RECORDS FOR THIS TASK.

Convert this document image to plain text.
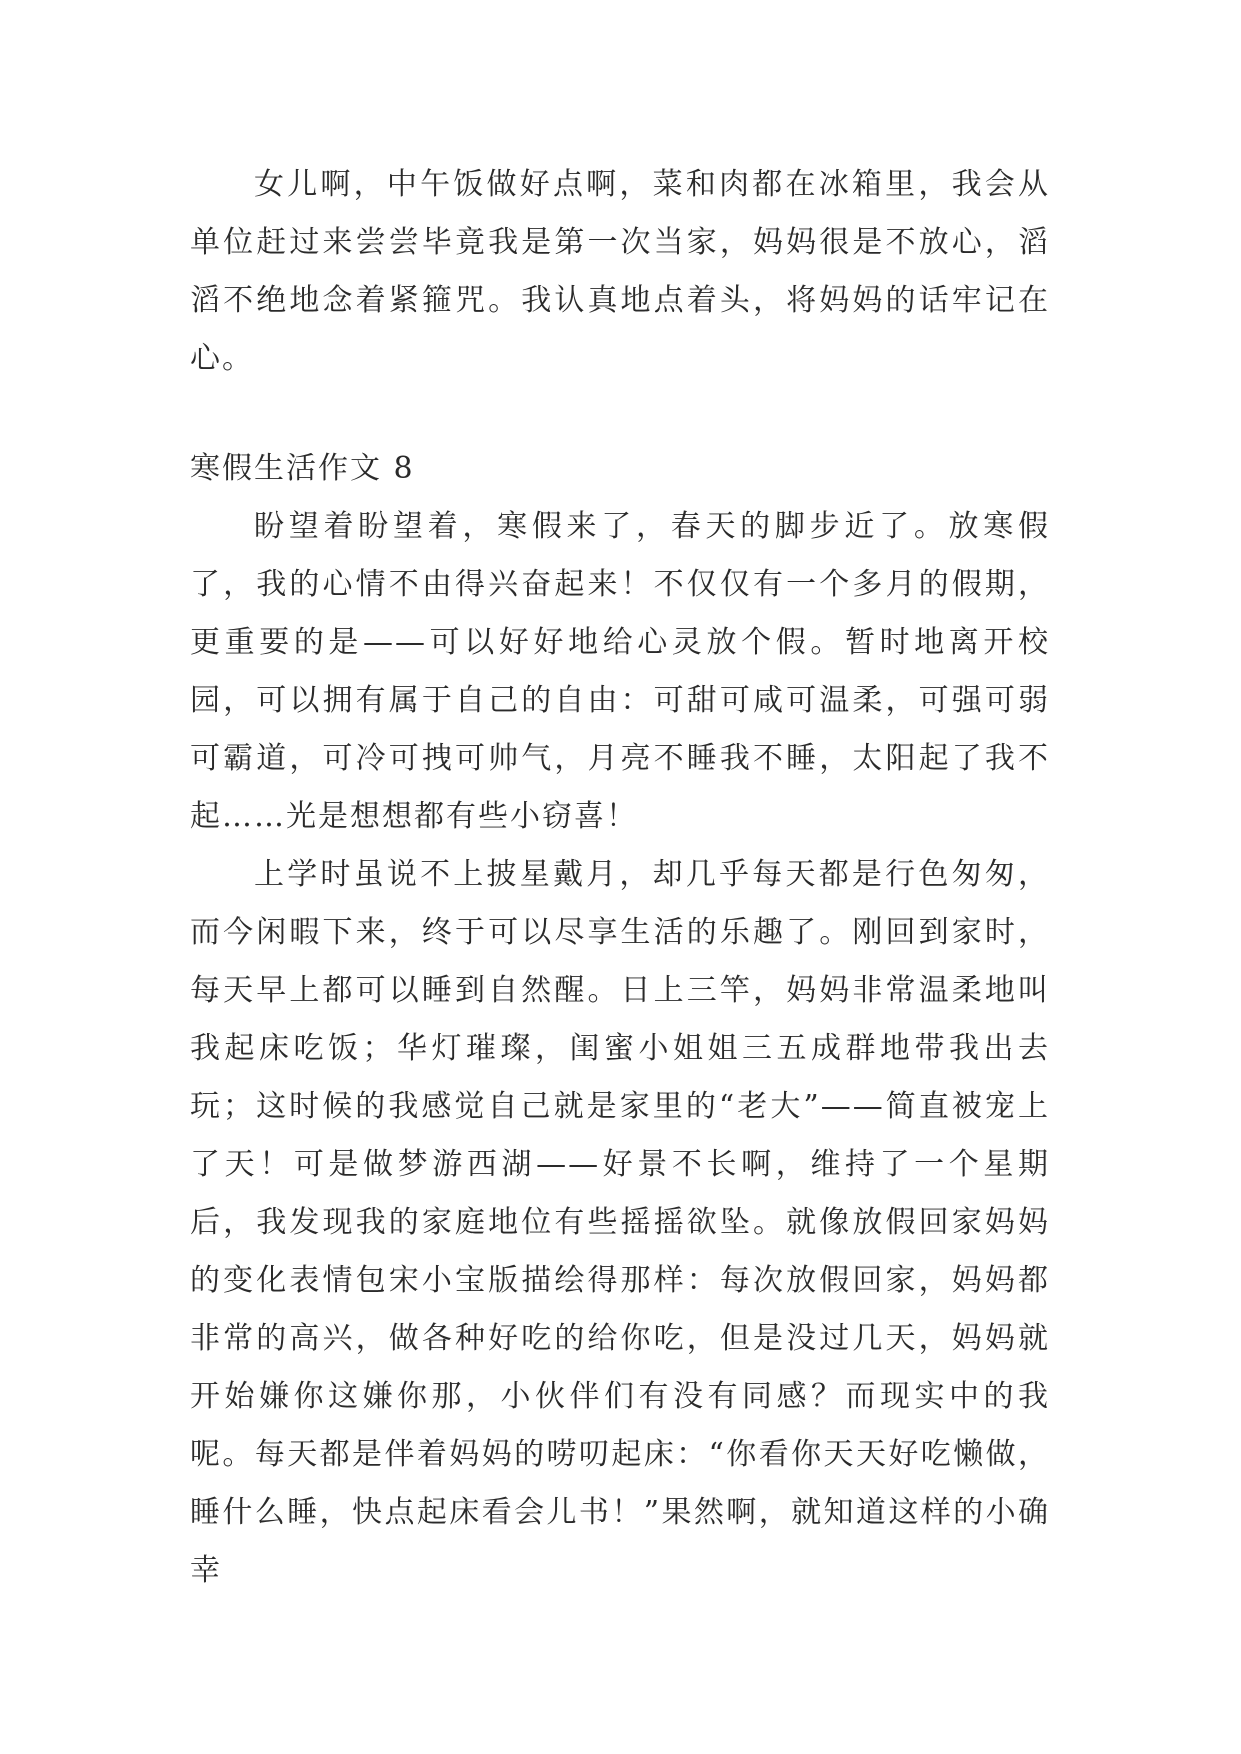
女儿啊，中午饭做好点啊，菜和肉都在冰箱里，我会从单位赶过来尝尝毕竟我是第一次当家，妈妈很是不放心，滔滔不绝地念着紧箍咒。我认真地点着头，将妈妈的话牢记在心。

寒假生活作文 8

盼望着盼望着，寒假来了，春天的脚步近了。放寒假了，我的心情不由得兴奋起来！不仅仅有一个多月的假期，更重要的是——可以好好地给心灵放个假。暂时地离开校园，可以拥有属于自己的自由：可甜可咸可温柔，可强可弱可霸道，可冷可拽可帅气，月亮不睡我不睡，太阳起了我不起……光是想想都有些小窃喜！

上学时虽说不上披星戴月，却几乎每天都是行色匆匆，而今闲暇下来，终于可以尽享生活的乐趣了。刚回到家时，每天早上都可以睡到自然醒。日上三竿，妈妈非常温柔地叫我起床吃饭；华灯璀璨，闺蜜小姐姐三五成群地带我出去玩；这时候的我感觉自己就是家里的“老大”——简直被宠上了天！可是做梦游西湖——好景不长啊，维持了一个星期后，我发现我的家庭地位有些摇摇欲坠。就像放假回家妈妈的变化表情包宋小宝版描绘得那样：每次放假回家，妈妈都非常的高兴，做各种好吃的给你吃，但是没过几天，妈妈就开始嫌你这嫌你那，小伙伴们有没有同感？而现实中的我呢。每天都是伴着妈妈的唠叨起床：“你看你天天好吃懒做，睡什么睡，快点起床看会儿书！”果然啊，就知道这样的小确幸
* * *
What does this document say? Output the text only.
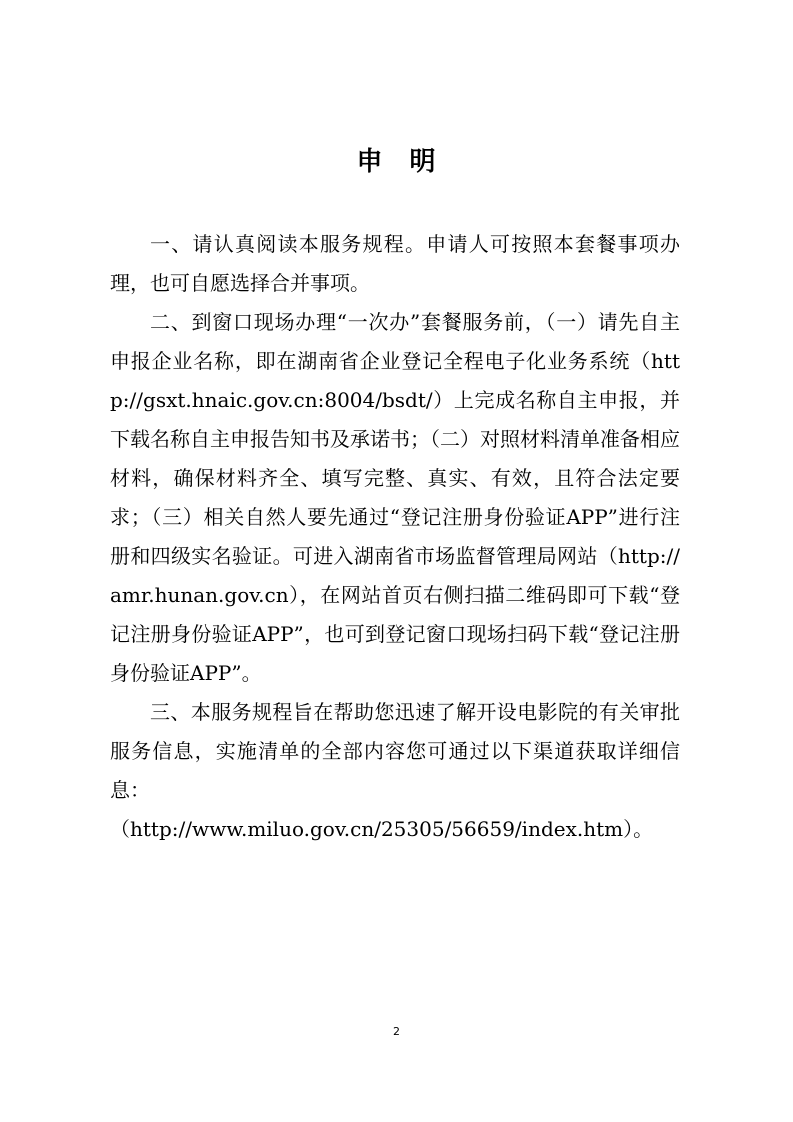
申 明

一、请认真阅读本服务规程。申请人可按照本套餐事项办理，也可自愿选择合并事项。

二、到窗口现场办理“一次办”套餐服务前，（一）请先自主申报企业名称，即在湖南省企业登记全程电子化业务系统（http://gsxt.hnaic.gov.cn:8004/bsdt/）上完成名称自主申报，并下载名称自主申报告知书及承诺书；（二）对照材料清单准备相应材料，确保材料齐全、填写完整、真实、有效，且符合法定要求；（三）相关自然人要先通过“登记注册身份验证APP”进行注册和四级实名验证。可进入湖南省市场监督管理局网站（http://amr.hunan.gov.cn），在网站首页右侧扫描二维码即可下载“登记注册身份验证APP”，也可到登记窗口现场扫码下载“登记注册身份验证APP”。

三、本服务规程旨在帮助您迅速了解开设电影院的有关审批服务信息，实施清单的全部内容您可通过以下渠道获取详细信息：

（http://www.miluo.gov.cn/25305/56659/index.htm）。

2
==
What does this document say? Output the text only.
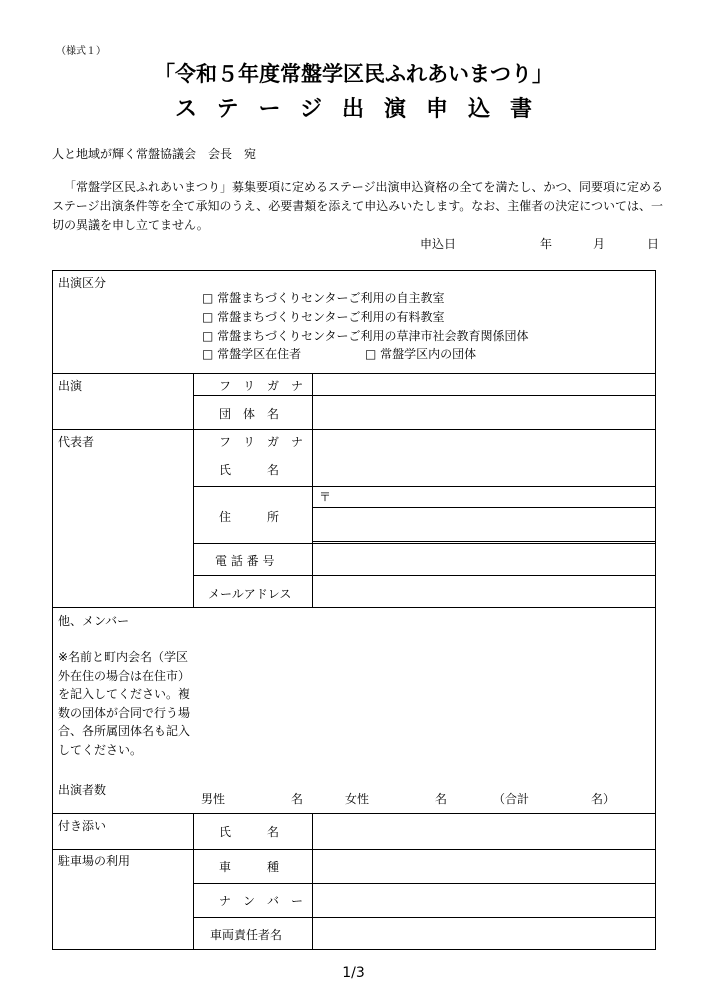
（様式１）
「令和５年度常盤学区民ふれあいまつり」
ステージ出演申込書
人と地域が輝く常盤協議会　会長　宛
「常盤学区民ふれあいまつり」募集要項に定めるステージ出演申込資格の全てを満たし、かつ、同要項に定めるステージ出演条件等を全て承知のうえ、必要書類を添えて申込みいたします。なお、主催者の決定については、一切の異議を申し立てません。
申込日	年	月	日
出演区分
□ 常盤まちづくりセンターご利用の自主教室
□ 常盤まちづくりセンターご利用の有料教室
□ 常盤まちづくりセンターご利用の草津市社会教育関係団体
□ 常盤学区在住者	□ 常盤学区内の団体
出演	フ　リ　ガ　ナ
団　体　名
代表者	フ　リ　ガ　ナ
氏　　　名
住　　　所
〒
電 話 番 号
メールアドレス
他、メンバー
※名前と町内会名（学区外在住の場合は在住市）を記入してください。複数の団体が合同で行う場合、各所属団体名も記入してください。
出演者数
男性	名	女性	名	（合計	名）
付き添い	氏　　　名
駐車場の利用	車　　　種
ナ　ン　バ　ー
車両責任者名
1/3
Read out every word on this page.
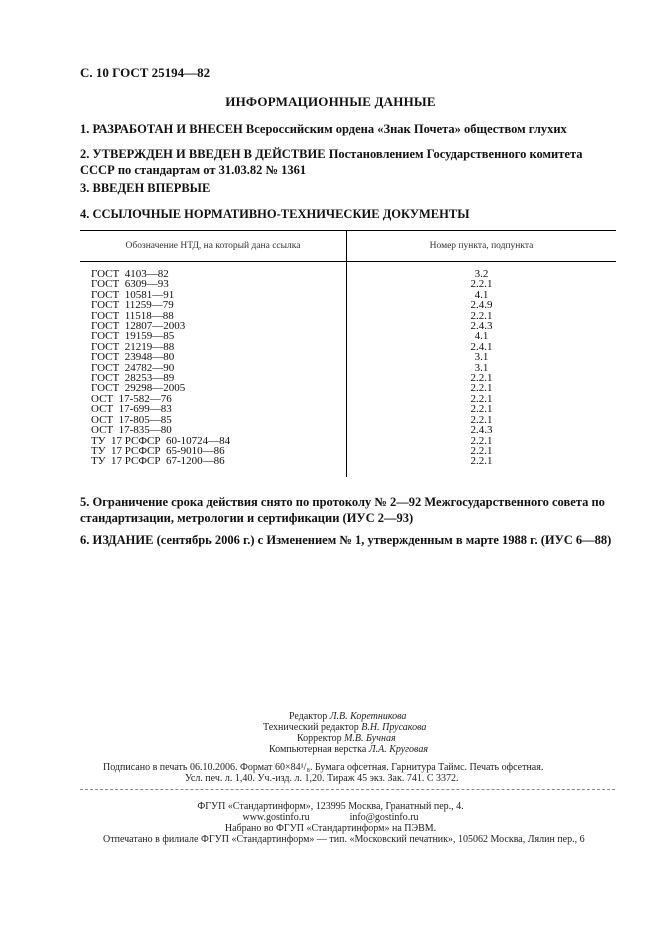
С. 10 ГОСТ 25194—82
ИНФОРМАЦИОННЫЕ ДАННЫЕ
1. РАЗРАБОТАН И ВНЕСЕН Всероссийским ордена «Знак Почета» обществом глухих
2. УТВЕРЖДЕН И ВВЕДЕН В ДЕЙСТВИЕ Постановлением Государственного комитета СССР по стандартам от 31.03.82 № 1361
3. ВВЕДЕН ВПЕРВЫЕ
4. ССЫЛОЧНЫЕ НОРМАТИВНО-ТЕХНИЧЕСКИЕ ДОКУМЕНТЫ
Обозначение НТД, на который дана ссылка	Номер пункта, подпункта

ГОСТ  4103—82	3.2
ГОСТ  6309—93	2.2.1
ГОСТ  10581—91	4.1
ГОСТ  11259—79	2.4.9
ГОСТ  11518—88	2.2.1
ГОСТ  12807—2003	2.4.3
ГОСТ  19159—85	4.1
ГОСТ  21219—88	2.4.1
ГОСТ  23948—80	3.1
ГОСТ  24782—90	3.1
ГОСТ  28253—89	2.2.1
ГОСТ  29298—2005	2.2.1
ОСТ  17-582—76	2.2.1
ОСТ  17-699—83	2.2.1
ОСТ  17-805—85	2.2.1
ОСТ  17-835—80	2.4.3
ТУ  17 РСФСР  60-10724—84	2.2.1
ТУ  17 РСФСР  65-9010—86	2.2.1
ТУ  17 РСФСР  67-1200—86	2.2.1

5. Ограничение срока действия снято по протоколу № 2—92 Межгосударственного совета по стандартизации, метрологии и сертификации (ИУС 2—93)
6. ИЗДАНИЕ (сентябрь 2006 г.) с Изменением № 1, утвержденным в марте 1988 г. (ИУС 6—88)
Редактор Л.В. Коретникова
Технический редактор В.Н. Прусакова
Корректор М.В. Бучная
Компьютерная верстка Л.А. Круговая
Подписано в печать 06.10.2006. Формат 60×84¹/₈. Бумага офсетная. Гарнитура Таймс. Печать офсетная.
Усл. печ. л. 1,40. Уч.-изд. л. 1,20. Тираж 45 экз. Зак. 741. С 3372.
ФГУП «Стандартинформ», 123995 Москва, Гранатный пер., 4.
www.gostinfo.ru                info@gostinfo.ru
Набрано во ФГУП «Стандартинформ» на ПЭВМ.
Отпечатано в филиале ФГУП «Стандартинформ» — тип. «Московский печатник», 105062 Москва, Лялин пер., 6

EXERCISE REQUIREMENTS.
Lines containing the string "Москва" are to be selected and copied.

WORKED SOLUTION.
ФГУП «Стандартинформ», 123995 Москва, Гранатный пер., 4.
Отпечатано в филиале ФГУП «Стандартинформ» — тип. «Московский печатник», 105062 Москва, Лялин пер., 6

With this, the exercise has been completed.